# start of Records supplied

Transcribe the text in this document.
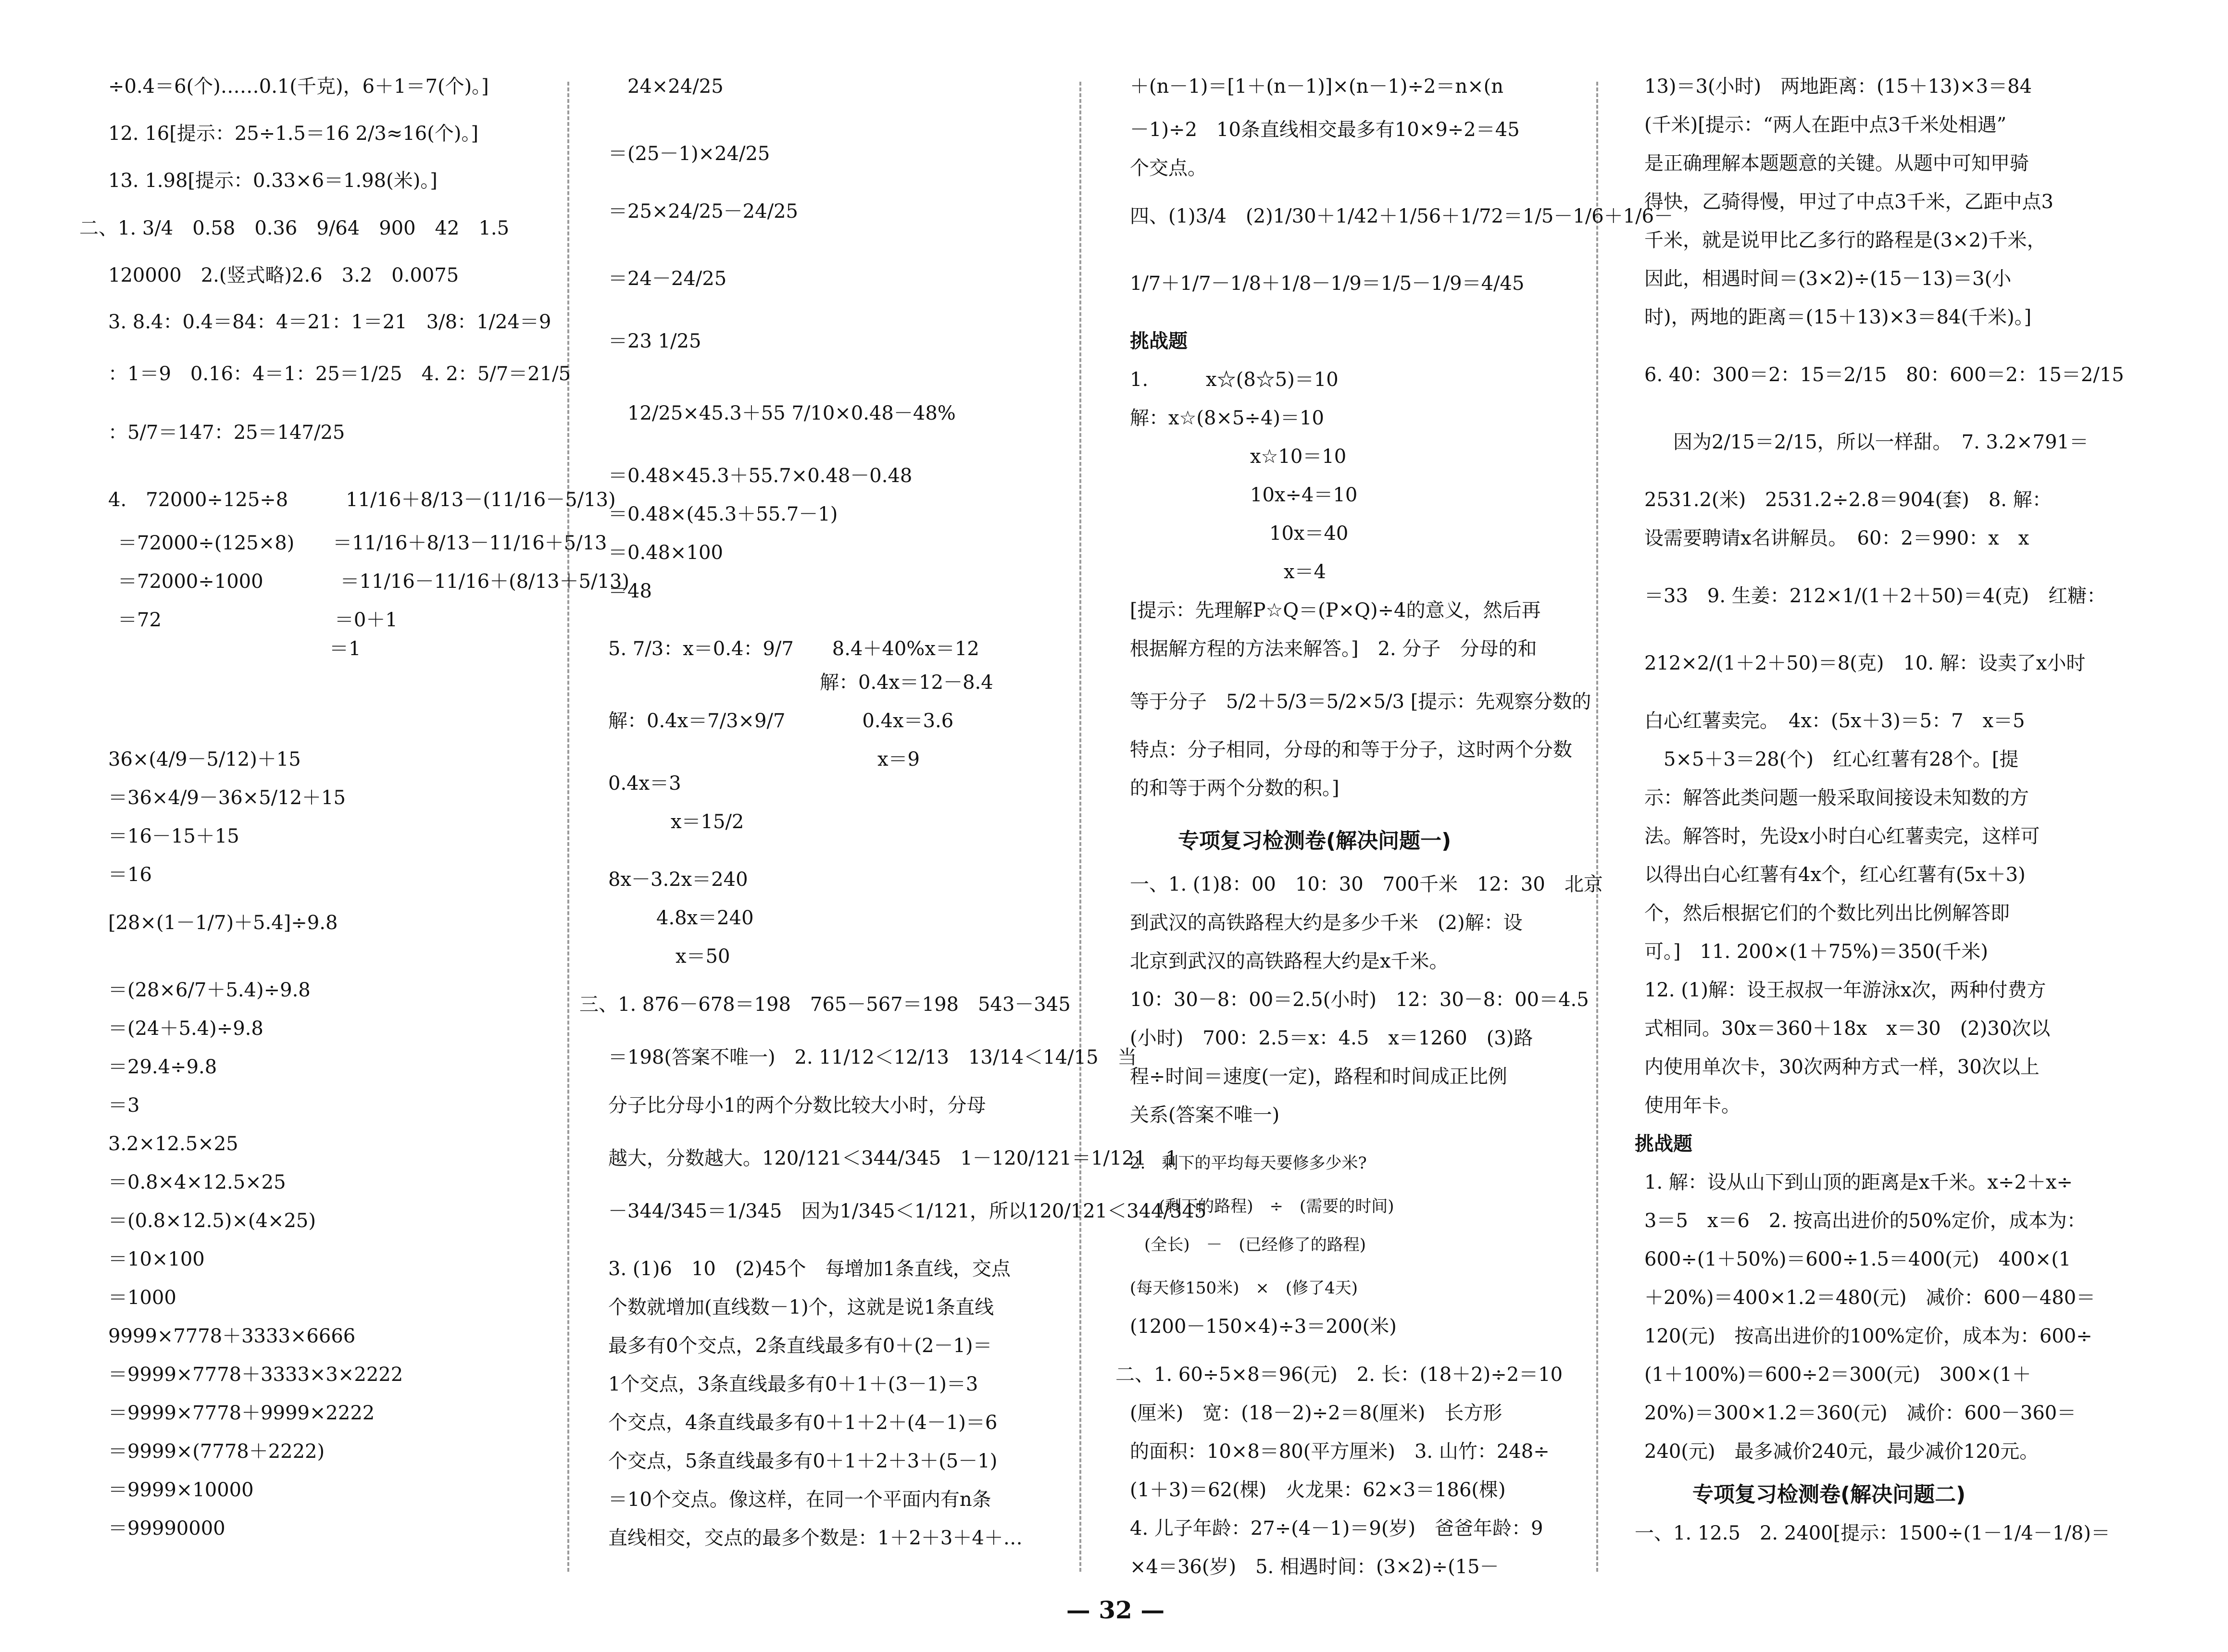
÷0.4＝6(个)……0.1(千克)，6＋1＝7(个)。]
12. 16[提示：25÷1.5＝16 2/3≈16(个)。]
13. 1.98[提示：0.33×6＝1.98(米)。]
二、1. 3/4　0.58　0.36　9/64　900　42　1.5
120000　2.(竖式略)2.6　3.2　0.0075
3. 8.4：0.4＝84：4＝21：1＝21　3/8：1/24＝9
：1＝9　0.16：4＝1：25＝1/25　4. 2：5/7＝21/5
：5/7＝147：25＝147/25
4.　72000÷125÷8　　　11/16＋8/13－(11/16－5/13)
＝72000÷(125×8)　　＝11/16＋8/13－11/16＋5/13
＝72000÷1000　　　　＝11/16－11/16＋(8/13＋5/13)
＝72　　　　　　　　　＝0＋1
　　　　　　　　　　　＝1
36×(4/9－5/12)＋15
＝36×4/9－36×5/12＋15
＝16－15＋15
＝16
[28×(1－1/7)＋5.4]÷9.8
＝(28×6/7＋5.4)÷9.8
＝(24＋5.4)÷9.8
＝29.4÷9.8
＝3
3.2×12.5×25
＝0.8×4×12.5×25
＝(0.8×12.5)×(4×25)
＝10×100
＝1000
9999×7778＋3333×6666
＝9999×7778＋3333×3×2222
＝9999×7778＋9999×2222
＝9999×(7778＋2222)
＝9999×10000
＝99990000
24×24/25
＝(25－1)×24/25
＝25×24/25－24/25
＝24－24/25
＝23 1/25
12/25×45.3＋55 7/10×0.48－48%
＝0.48×45.3＋55.7×0.48－0.48
＝0.48×(45.3＋55.7－1)
＝0.48×100
＝48
5. 7/3：x＝0.4：9/7　　8.4＋40%x＝12
　　　　　　　　　　　解：0.4x＝12－8.4
解：0.4x＝7/3×9/7　　　　0.4x＝3.6
　　　　　　　　　　　　　　x＝9
0.4x＝3
x＝15/2
8x－3.2x＝240
4.8x＝240
x＝50
三、1. 876－678＝198　765－567＝198　543－345
＝198(答案不唯一)　2. 11/12＜12/13　13/14＜14/15　当
分子比分母小1的两个分数比较大小时，分母
越大，分数越大。120/121＜344/345　1－120/121＝1/121　1
－344/345＝1/345　因为1/345＜1/121，所以120/121＜344/345
3. (1)6　10　(2)45个　每增加1条直线，交点
个数就增加(直线数－1)个，这就是说1条直线
最多有0个交点，2条直线最多有0＋(2－1)＝
1个交点，3条直线最多有0＋1＋(3－1)＝3
个交点，4条直线最多有0＋1＋2＋(4－1)＝6
个交点，5条直线最多有0＋1＋2＋3＋(5－1)
＝10个交点。像这样，在同一个平面内有n条
直线相交，交点的最多个数是：1＋2＋3＋4＋…
＋(n－1)＝[1＋(n－1)]×(n－1)÷2＝n×(n
－1)÷2　10条直线相交最多有10×9÷2＝45
个交点。
四、(1)3/4　(2)1/30＋1/42＋1/56＋1/72＝1/5－1/6＋1/6－
1/7＋1/7－1/8＋1/8－1/9＝1/5－1/9＝4/45
挑战题
1.　　　x☆(8☆5)＝10
解：x☆(8×5÷4)＝10
x☆10＝10
10x÷4＝10
10x＝40
x＝4
[提示：先理解P☆Q＝(P×Q)÷4的意义，然后再
根据解方程的方法来解答。]　2. 分子　分母的和
等于分子　5/2＋5/3＝5/2×5/3 [提示：先观察分数的
特点：分子相同，分母的和等于分子，这时两个分数
的和等于两个分数的积。]
专项复习检测卷(解决问题一)
一、1. (1)8：00　10：30　700千米　12：30　北京
到武汉的高铁路程大约是多少千米　(2)解：设
北京到武汉的高铁路程大约是x千米。
10：30－8：00＝2.5(小时)　12：30－8：00＝4.5
(小时)　700：2.5＝x：4.5　x＝1260　(3)路
程÷时间＝速度(一定)，路程和时间成正比例
关系(答案不唯一)
2.　剩下的平均每天要修多少米?
(剩下的路程)　÷　(需要的时间)
(全长)　－　(已经修了的路程)
(每天修150米)　×　(修了4天)
(1200－150×4)÷3＝200(米)
二、1. 60÷5×8＝96(元)　2. 长：(18＋2)÷2＝10
(厘米)　宽：(18－2)÷2＝8(厘米)　长方形
的面积：10×8＝80(平方厘米)　3. 山竹：248÷
(1＋3)＝62(棵)　火龙果：62×3＝186(棵)
4. 儿子年龄：27÷(4－1)＝9(岁)　爸爸年龄：9
×4＝36(岁)　5. 相遇时间：(3×2)÷(15－
13)＝3(小时)　两地距离：(15＋13)×3＝84
(千米)[提示：“两人在距中点3千米处相遇”
是正确理解本题题意的关键。从题中可知甲骑
得快，乙骑得慢，甲过了中点3千米，乙距中点3
千米，就是说甲比乙多行的路程是(3×2)千米，
因此，相遇时间＝(3×2)÷(15－13)＝3(小
时)，两地的距离＝(15＋13)×3＝84(千米)。]
6. 40：300＝2：15＝2/15　80：600＝2：15＝2/15
因为2/15＝2/15，所以一样甜。　7. 3.2×791＝
2531.2(米)　2531.2÷2.8＝904(套)　8. 解：
设需要聘请x名讲解员。　60：2＝990：x　x
＝33　9. 生姜：212×1/(1＋2＋50)＝4(克)　红糖：
212×2/(1＋2＋50)＝8(克)　10. 解：设卖了x小时
白心红薯卖完。　4x：(5x＋3)＝5：7　x＝5
5×5＋3＝28(个)　红心红薯有28个。[提
示：解答此类问题一般采取间接设未知数的方
法。解答时，先设x小时白心红薯卖完，这样可
以得出白心红薯有4x个，红心红薯有(5x＋3)
个，然后根据它们的个数比列出比例解答即
可。]　11. 200×(1＋75%)＝350(千米)
12. (1)解：设王叔叔一年游泳x次，两种付费方
式相同。30x＝360＋18x　x＝30　(2)30次以
内使用单次卡，30次两种方式一样，30次以上
使用年卡。
挑战题
1. 解：设从山下到山顶的距离是x千米。x÷2＋x÷
3＝5　x＝6　2. 按高出进价的50%定价，成本为：
600÷(1＋50%)＝600÷1.5＝400(元)　400×(1
＋20%)＝400×1.2＝480(元)　减价：600－480＝
120(元)　按高出进价的100%定价，成本为：600÷
(1＋100%)＝600÷2＝300(元)　300×(1＋
20%)＝300×1.2＝360(元)　减价：600－360＝
240(元)　最多减价240元，最少减价120元。
专项复习检测卷(解决问题二)
一、1. 12.5　2. 2400[提示：1500÷(1－1/4－1/8)＝
— 32 —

# end of Records supplied

## Short task
Give all the entries again exactly, dropping each picture.

## The answer
Transcribe the text in this document.
÷0.4＝6(个)……0.1(千克)，6＋1＝7(个)。]
12. 16[提示：25÷1.5＝16 2/3≈16(个)。]
13. 1.98[提示：0.33×6＝1.98(米)。]
二、1. 3/4　0.58　0.36　9/64　900　42　1.5
120000　2.(竖式略)2.6　3.2　0.0075
3. 8.4：0.4＝84：4＝21：1＝21　3/8：1/24＝9
：1＝9　0.16：4＝1：25＝1/25　4. 2：5/7＝21/5
：5/7＝147：25＝147/25
4.　72000÷125÷8　　　11/16＋8/13－(11/16－5/13)
＝72000÷(125×8)　　＝11/16＋8/13－11/16＋5/13
＝72000÷1000　　　　＝11/16－11/16＋(8/13＋5/13)
＝72　　　　　　　　　＝0＋1
　　　　　　　　　　　＝1
36×(4/9－5/12)＋15
＝36×4/9－36×5/12＋15
＝16－15＋15
＝16
[28×(1－1/7)＋5.4]÷9.8
＝(28×6/7＋5.4)÷9.8
＝(24＋5.4)÷9.8
＝29.4÷9.8
＝3
3.2×12.5×25
＝0.8×4×12.5×25
＝(0.8×12.5)×(4×25)
＝10×100
＝1000
9999×7778＋3333×6666
＝9999×7778＋3333×3×2222
＝9999×7778＋9999×2222
＝9999×(7778＋2222)
＝9999×10000
＝99990000
24×24/25
＝(25－1)×24/25
＝25×24/25－24/25
＝24－24/25
＝23 1/25
12/25×45.3＋55 7/10×0.48－48%
＝0.48×45.3＋55.7×0.48－0.48
＝0.48×(45.3＋55.7－1)
＝0.48×100
＝48
5. 7/3：x＝0.4：9/7　　8.4＋40%x＝12
　　　　　　　　　　　解：0.4x＝12－8.4
解：0.4x＝7/3×9/7　　　　0.4x＝3.6
　　　　　　　　　　　　　　x＝9
0.4x＝3
x＝15/2
8x－3.2x＝240
4.8x＝240
x＝50
三、1. 876－678＝198　765－567＝198　543－345
＝198(答案不唯一)　2. 11/12＜12/13　13/14＜14/15　当
分子比分母小1的两个分数比较大小时，分母
越大，分数越大。120/121＜344/345　1－120/121＝1/121　1
－344/345＝1/345　因为1/345＜1/121，所以120/121＜344/345
3. (1)6　10　(2)45个　每增加1条直线，交点
个数就增加(直线数－1)个，这就是说1条直线
最多有0个交点，2条直线最多有0＋(2－1)＝
1个交点，3条直线最多有0＋1＋(3－1)＝3
个交点，4条直线最多有0＋1＋2＋(4－1)＝6
个交点，5条直线最多有0＋1＋2＋3＋(5－1)
＝10个交点。像这样，在同一个平面内有n条
直线相交，交点的最多个数是：1＋2＋3＋4＋…
＋(n－1)＝[1＋(n－1)]×(n－1)÷2＝n×(n
－1)÷2　10条直线相交最多有10×9÷2＝45
个交点。
四、(1)3/4　(2)1/30＋1/42＋1/56＋1/72＝1/5－1/6＋1/6－
1/7＋1/7－1/8＋1/8－1/9＝1/5－1/9＝4/45
挑战题
1.　　　x☆(8☆5)＝10
解：x☆(8×5÷4)＝10
x☆10＝10
10x÷4＝10
10x＝40
x＝4
[提示：先理解P☆Q＝(P×Q)÷4的意义，然后再
根据解方程的方法来解答。]　2. 分子　分母的和
等于分子　5/2＋5/3＝5/2×5/3 [提示：先观察分数的
特点：分子相同，分母的和等于分子，这时两个分数
的和等于两个分数的积。]
专项复习检测卷(解决问题一)
一、1. (1)8：00　10：30　700千米　12：30　北京
到武汉的高铁路程大约是多少千米　(2)解：设
北京到武汉的高铁路程大约是x千米。
10：30－8：00＝2.5(小时)　12：30－8：00＝4.5
(小时)　700：2.5＝x：4.5　x＝1260　(3)路
程÷时间＝速度(一定)，路程和时间成正比例
关系(答案不唯一)
2.　剩下的平均每天要修多少米?
(剩下的路程)　÷　(需要的时间)
(全长)　－　(已经修了的路程)
(每天修150米)　×　(修了4天)
(1200－150×4)÷3＝200(米)
二、1. 60÷5×8＝96(元)　2. 长：(18＋2)÷2＝10
(厘米)　宽：(18－2)÷2＝8(厘米)　长方形
的面积：10×8＝80(平方厘米)　3. 山竹：248÷
(1＋3)＝62(棵)　火龙果：62×3＝186(棵)
4. 儿子年龄：27÷(4－1)＝9(岁)　爸爸年龄：9
×4＝36(岁)　5. 相遇时间：(3×2)÷(15－
13)＝3(小时)　两地距离：(15＋13)×3＝84
(千米)[提示：“两人在距中点3千米处相遇”
是正确理解本题题意的关键。从题中可知甲骑
得快，乙骑得慢，甲过了中点3千米，乙距中点3
千米，就是说甲比乙多行的路程是(3×2)千米，
因此，相遇时间＝(3×2)÷(15－13)＝3(小
时)，两地的距离＝(15＋13)×3＝84(千米)。]
6. 40：300＝2：15＝2/15　80：600＝2：15＝2/15
因为2/15＝2/15，所以一样甜。　7. 3.2×791＝
2531.2(米)　2531.2÷2.8＝904(套)　8. 解：
设需要聘请x名讲解员。　60：2＝990：x　x
＝33　9. 生姜：212×1/(1＋2＋50)＝4(克)　红糖：
212×2/(1＋2＋50)＝8(克)　10. 解：设卖了x小时
白心红薯卖完。　4x：(5x＋3)＝5：7　x＝5
5×5＋3＝28(个)　红心红薯有28个。[提
示：解答此类问题一般采取间接设未知数的方
法。解答时，先设x小时白心红薯卖完，这样可
以得出白心红薯有4x个，红心红薯有(5x＋3)
个，然后根据它们的个数比列出比例解答即
可。]　11. 200×(1＋75%)＝350(千米)
12. (1)解：设王叔叔一年游泳x次，两种付费方
式相同。30x＝360＋18x　x＝30　(2)30次以
内使用单次卡，30次两种方式一样，30次以上
使用年卡。
挑战题
1. 解：设从山下到山顶的距离是x千米。x÷2＋x÷
3＝5　x＝6　2. 按高出进价的50%定价，成本为：
600÷(1＋50%)＝600÷1.5＝400(元)　400×(1
＋20%)＝400×1.2＝480(元)　减价：600－480＝
120(元)　按高出进价的100%定价，成本为：600÷
(1＋100%)＝600÷2＝300(元)　300×(1＋
20%)＝300×1.2＝360(元)　减价：600－360＝
240(元)　最多减价240元，最少减价120元。
专项复习检测卷(解决问题二)
一、1. 12.5　2. 2400[提示：1500÷(1－1/4－1/8)＝
— 32 —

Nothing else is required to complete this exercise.